— What you are asked to do —
Each record must be reproduced exactly as it is shown.

Entries with figure data
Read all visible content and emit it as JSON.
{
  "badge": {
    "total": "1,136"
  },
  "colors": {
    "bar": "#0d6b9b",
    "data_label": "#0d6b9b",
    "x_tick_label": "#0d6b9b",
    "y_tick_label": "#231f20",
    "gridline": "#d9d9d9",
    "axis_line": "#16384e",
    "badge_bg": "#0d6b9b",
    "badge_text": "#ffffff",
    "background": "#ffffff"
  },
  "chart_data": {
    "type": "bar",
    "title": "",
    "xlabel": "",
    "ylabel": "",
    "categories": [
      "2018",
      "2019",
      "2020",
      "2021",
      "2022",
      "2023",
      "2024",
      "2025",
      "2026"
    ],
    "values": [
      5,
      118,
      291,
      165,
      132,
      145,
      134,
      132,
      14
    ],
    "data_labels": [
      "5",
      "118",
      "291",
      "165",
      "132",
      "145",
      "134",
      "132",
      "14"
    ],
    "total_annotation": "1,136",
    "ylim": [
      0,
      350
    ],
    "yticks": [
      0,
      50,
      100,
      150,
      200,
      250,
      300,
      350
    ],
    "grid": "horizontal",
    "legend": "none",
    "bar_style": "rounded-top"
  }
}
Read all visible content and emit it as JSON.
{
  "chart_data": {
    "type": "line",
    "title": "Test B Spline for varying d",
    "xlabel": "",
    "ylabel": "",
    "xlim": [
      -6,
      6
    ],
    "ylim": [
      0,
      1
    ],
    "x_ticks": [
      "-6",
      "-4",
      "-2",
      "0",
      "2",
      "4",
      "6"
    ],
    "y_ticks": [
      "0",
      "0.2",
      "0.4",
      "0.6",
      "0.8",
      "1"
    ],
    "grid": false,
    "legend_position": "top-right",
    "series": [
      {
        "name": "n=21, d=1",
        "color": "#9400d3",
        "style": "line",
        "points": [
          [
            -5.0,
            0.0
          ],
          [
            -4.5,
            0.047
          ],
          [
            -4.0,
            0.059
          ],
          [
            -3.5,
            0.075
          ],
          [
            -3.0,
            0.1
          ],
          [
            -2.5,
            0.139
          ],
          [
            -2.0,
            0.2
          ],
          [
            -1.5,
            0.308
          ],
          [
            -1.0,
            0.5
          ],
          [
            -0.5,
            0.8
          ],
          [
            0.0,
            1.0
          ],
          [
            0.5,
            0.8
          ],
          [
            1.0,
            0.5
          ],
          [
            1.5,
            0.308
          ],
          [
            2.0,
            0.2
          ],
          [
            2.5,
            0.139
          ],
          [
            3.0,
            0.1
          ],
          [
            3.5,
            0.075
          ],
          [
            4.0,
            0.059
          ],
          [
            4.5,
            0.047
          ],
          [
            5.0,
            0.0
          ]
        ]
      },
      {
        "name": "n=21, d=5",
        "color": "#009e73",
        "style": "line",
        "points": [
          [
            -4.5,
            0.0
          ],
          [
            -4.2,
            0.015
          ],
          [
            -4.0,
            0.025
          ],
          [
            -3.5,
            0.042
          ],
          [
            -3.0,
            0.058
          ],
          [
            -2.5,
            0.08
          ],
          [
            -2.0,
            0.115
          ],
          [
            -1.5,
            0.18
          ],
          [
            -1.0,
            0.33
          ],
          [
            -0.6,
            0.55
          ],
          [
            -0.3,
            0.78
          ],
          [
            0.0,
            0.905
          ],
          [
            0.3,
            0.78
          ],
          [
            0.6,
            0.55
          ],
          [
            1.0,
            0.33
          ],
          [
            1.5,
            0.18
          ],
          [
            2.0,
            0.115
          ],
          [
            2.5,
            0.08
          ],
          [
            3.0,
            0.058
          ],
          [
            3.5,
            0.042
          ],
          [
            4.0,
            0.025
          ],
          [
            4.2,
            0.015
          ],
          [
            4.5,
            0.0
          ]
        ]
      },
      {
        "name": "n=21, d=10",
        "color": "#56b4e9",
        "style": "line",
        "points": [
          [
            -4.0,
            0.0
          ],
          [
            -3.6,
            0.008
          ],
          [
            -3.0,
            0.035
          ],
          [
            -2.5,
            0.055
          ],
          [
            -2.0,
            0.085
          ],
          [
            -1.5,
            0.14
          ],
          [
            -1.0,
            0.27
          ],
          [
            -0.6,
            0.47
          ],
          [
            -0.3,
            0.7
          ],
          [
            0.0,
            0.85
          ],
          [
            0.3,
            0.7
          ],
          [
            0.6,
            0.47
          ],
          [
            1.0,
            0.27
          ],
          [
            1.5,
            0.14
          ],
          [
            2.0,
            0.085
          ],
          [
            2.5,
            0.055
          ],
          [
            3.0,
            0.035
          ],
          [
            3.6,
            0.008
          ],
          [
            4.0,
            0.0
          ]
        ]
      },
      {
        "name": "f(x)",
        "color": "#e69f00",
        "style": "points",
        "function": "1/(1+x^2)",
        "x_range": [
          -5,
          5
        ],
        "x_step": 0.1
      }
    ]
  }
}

— Solution for this exercise —
Read all visible content and emit it as JSON.
{
  "badge": {
    "total": "1,136"
  },
  "colors": {
    "bar": "#0d6b9b",
    "data_label": "#0d6b9b",
    "x_tick_label": "#0d6b9b",
    "y_tick_label": "#231f20",
    "gridline": "#d9d9d9",
    "axis_line": "#16384e",
    "badge_bg": "#0d6b9b",
    "badge_text": "#ffffff",
    "background": "#ffffff"
  },
  "chart_data": {
    "type": "bar",
    "title": "",
    "xlabel": "",
    "ylabel": "",
    "categories": [
      "2018",
      "2019",
      "2020",
      "2021",
      "2022",
      "2023",
      "2024",
      "2025",
      "2026"
    ],
    "values": [
      5,
      118,
      291,
      165,
      132,
      145,
      134,
      132,
      14
    ],
    "data_labels": [
      "5",
      "118",
      "291",
      "165",
      "132",
      "145",
      "134",
      "132",
      "14"
    ],
    "total_annotation": "1,136",
    "ylim": [
      0,
      350
    ],
    "yticks": [
      0,
      50,
      100,
      150,
      200,
      250,
      300,
      350
    ],
    "grid": "horizontal",
    "legend": "none",
    "bar_style": "rounded-top"
  }
}
Read all visible content and emit it as JSON.
{
  "chart_data": {
    "type": "line",
    "title": "Test B Spline for varying d",
    "xlabel": "",
    "ylabel": "",
    "xlim": [
      -6,
      6
    ],
    "ylim": [
      0,
      1
    ],
    "x_ticks": [
      "-6",
      "-4",
      "-2",
      "0",
      "2",
      "4",
      "6"
    ],
    "y_ticks": [
      "0",
      "0.2",
      "0.4",
      "0.6",
      "0.8",
      "1"
    ],
    "grid": false,
    "legend_position": "top-right",
    "series": [
      {
        "name": "n=21, d=1",
        "color": "#9400d3",
        "style": "line",
        "points": [
          [
            -5.0,
            0.0
          ],
          [
            -4.5,
            0.047
          ],
          [
            -4.0,
            0.059
          ],
          [
            -3.5,
            0.075
          ],
          [
            -3.0,
            0.1
          ],
          [
            -2.5,
            0.139
          ],
          [
            -2.0,
            0.2
          ],
          [
            -1.5,
            0.308
          ],
          [
            -1.0,
            0.5
          ],
          [
            -0.5,
            0.8
          ],
          [
            0.0,
            1.0
          ],
          [
            0.5,
            0.8
          ],
          [
            1.0,
            0.5
          ],
          [
            1.5,
            0.308
          ],
          [
            2.0,
            0.2
          ],
          [
            2.5,
            0.139
          ],
          [
            3.0,
            0.1
          ],
          [
            3.5,
            0.075
          ],
          [
            4.0,
            0.059
          ],
          [
            4.5,
            0.047
          ],
          [
            5.0,
            0.0
          ]
        ]
      },
      {
        "name": "n=21, d=5",
        "color": "#009e73",
        "style": "line",
        "points": [
          [
            -4.5,
            0.0
          ],
          [
            -4.2,
            0.015
          ],
          [
            -4.0,
            0.025
          ],
          [
            -3.5,
            0.042
          ],
          [
            -3.0,
            0.058
          ],
          [
            -2.5,
            0.08
          ],
          [
            -2.0,
            0.115
          ],
          [
            -1.5,
            0.18
          ],
          [
            -1.0,
            0.33
          ],
          [
            -0.6,
            0.55
          ],
          [
            -0.3,
            0.78
          ],
          [
            0.0,
            0.905
          ],
          [
            0.3,
            0.78
          ],
          [
            0.6,
            0.55
          ],
          [
            1.0,
            0.33
          ],
          [
            1.5,
            0.18
          ],
          [
            2.0,
            0.115
          ],
          [
            2.5,
            0.08
          ],
          [
            3.0,
            0.058
          ],
          [
            3.5,
            0.042
          ],
          [
            4.0,
            0.025
          ],
          [
            4.2,
            0.015
          ],
          [
            4.5,
            0.0
          ]
        ]
      },
      {
        "name": "n=21, d=10",
        "color": "#56b4e9",
        "style": "line",
        "points": [
          [
            -4.0,
            0.0
          ],
          [
            -3.6,
            0.008
          ],
          [
            -3.0,
            0.035
          ],
          [
            -2.5,
            0.055
          ],
          [
            -2.0,
            0.085
          ],
          [
            -1.5,
            0.14
          ],
          [
            -1.0,
            0.27
          ],
          [
            -0.6,
            0.47
          ],
          [
            -0.3,
            0.7
          ],
          [
            0.0,
            0.85
          ],
          [
            0.3,
            0.7
          ],
          [
            0.6,
            0.47
          ],
          [
            1.0,
            0.27
          ],
          [
            1.5,
            0.14
          ],
          [
            2.0,
            0.085
          ],
          [
            2.5,
            0.055
          ],
          [
            3.0,
            0.035
          ],
          [
            3.6,
            0.008
          ],
          [
            4.0,
            0.0
          ]
        ]
      },
      {
        "name": "f(x)",
        "color": "#e69f00",
        "style": "points",
        "function": "1/(1+x^2)",
        "x_range": [
          -5,
          5
        ],
        "x_step": 0.1
      }
    ]
  }
}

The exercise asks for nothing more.